[A run of records]
** begin **

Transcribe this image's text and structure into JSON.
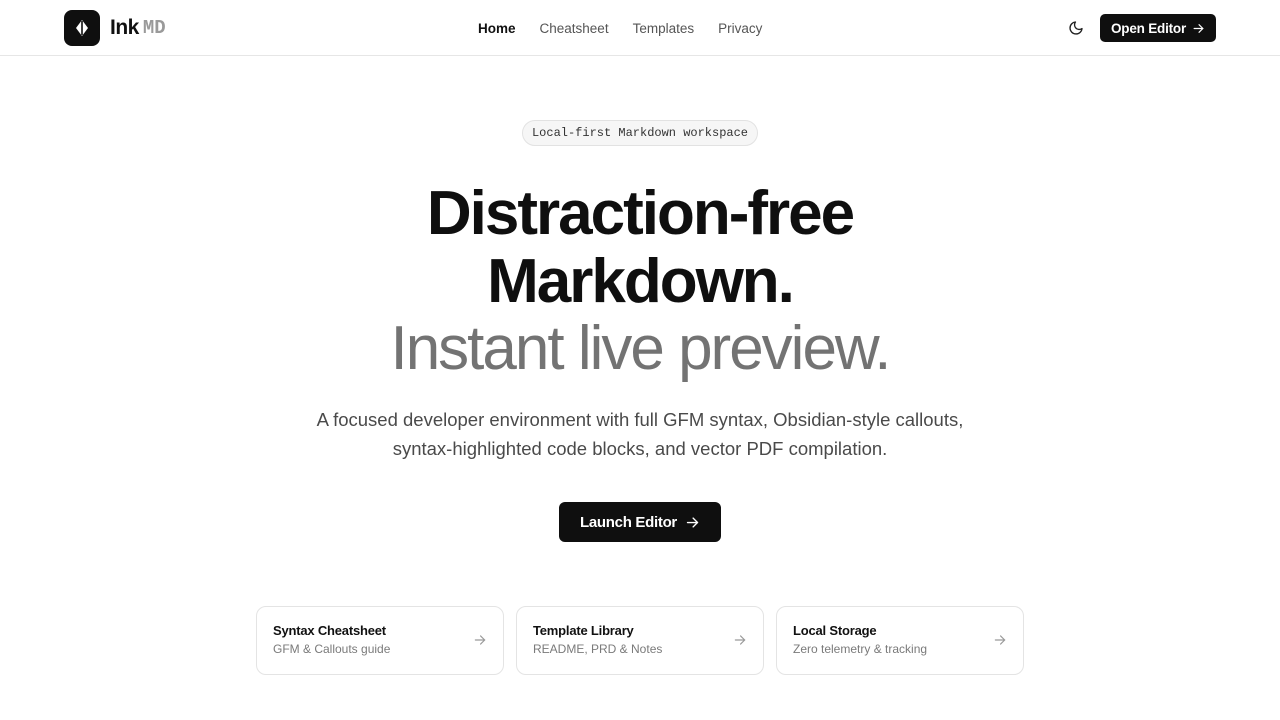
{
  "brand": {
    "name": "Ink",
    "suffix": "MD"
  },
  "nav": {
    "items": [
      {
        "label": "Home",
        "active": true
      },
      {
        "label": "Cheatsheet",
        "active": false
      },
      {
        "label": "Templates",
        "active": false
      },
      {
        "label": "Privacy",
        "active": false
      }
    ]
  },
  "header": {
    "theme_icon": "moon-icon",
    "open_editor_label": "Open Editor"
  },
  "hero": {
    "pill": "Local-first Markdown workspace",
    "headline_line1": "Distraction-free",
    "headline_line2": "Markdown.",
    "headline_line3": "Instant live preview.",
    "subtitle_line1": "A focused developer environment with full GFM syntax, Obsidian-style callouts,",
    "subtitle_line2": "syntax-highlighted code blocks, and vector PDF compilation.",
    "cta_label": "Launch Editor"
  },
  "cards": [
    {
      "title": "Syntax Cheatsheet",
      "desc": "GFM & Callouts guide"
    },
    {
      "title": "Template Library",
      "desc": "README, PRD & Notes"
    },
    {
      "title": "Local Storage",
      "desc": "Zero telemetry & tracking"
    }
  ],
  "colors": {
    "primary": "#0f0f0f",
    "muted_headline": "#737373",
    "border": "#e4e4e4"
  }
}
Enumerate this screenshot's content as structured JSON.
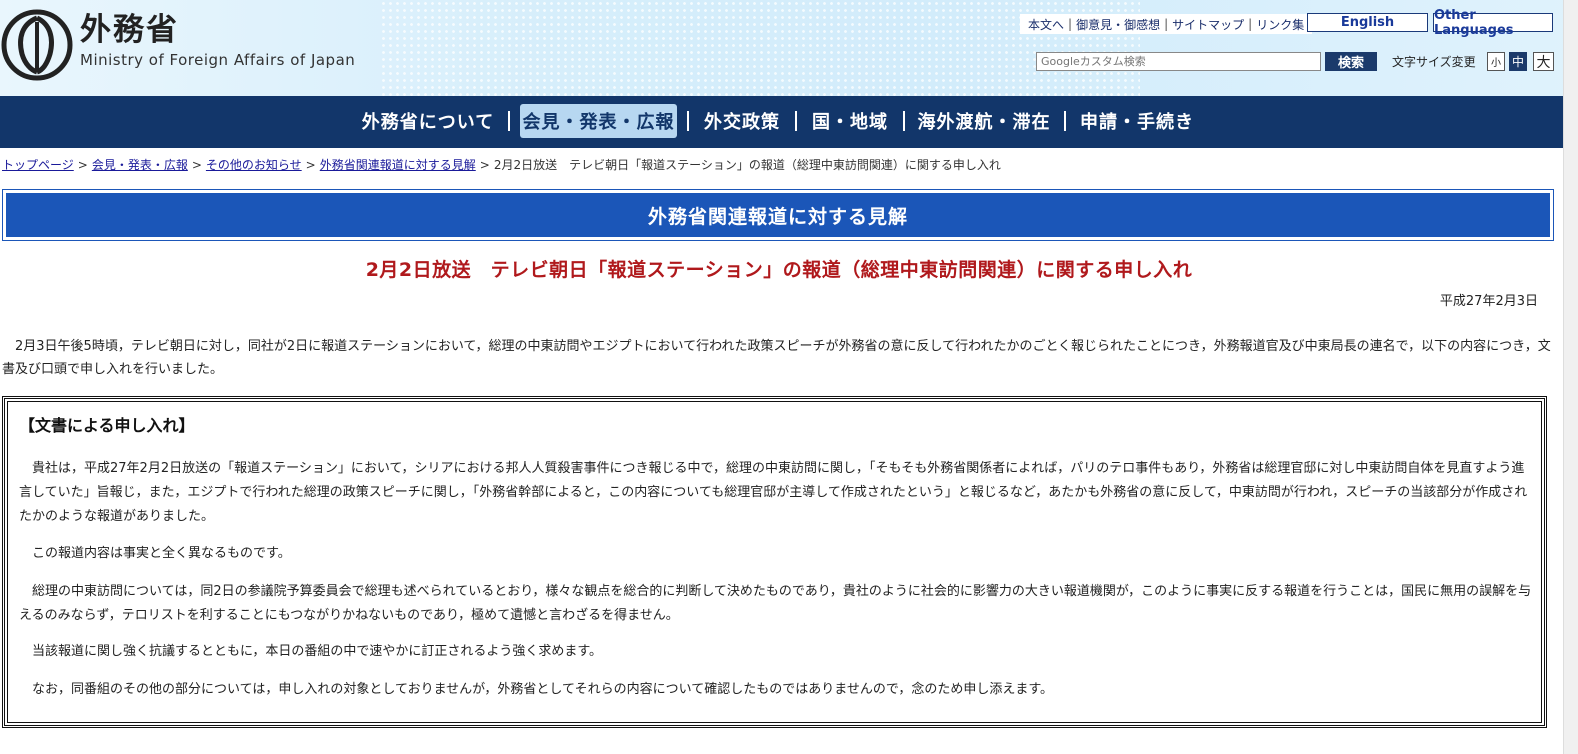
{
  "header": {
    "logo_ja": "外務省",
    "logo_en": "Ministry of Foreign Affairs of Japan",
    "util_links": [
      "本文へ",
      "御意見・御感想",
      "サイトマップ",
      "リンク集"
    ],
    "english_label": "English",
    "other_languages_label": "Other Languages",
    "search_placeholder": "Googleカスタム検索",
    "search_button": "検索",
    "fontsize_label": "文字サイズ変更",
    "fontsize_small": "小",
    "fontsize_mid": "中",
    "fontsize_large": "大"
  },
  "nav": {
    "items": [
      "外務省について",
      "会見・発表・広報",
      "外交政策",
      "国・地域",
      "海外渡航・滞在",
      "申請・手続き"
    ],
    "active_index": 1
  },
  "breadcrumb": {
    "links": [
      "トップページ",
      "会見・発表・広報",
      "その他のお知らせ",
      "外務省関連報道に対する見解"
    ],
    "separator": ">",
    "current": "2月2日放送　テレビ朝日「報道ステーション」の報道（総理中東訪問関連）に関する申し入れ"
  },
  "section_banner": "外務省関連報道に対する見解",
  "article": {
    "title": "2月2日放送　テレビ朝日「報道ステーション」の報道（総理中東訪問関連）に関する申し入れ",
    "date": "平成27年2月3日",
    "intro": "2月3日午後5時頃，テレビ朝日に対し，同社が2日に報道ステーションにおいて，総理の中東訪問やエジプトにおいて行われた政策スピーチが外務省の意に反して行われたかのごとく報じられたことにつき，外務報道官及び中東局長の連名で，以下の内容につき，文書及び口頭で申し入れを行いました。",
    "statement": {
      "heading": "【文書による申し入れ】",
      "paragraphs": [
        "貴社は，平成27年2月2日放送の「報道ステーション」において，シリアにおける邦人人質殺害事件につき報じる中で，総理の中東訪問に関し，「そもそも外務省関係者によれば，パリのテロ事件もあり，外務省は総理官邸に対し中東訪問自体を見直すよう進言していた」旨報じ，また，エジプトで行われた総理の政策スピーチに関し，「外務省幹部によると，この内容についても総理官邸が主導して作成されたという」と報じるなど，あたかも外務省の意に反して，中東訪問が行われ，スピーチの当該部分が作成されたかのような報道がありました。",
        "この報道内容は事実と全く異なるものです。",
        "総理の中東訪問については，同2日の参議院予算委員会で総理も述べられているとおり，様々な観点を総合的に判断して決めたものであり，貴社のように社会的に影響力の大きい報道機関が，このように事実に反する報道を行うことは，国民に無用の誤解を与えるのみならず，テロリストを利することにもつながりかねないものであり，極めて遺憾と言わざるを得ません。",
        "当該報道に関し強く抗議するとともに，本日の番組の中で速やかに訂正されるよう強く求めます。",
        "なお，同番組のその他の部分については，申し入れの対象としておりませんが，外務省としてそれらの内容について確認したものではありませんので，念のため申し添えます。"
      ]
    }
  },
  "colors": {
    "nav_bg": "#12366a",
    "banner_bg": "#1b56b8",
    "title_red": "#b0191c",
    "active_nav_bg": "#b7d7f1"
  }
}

** end **

- _Task to complete_: Identify every line above that includes the word "に関する申し入れ", and show those lines.

- _In response_:
    "current": "2月2日放送　テレビ朝日「報道ステーション」の報道（総理中東訪問関連）に関する申し入れ"
    "title": "2月2日放送　テレビ朝日「報道ステーション」の報道（総理中東訪問関連）に関する申し入れ",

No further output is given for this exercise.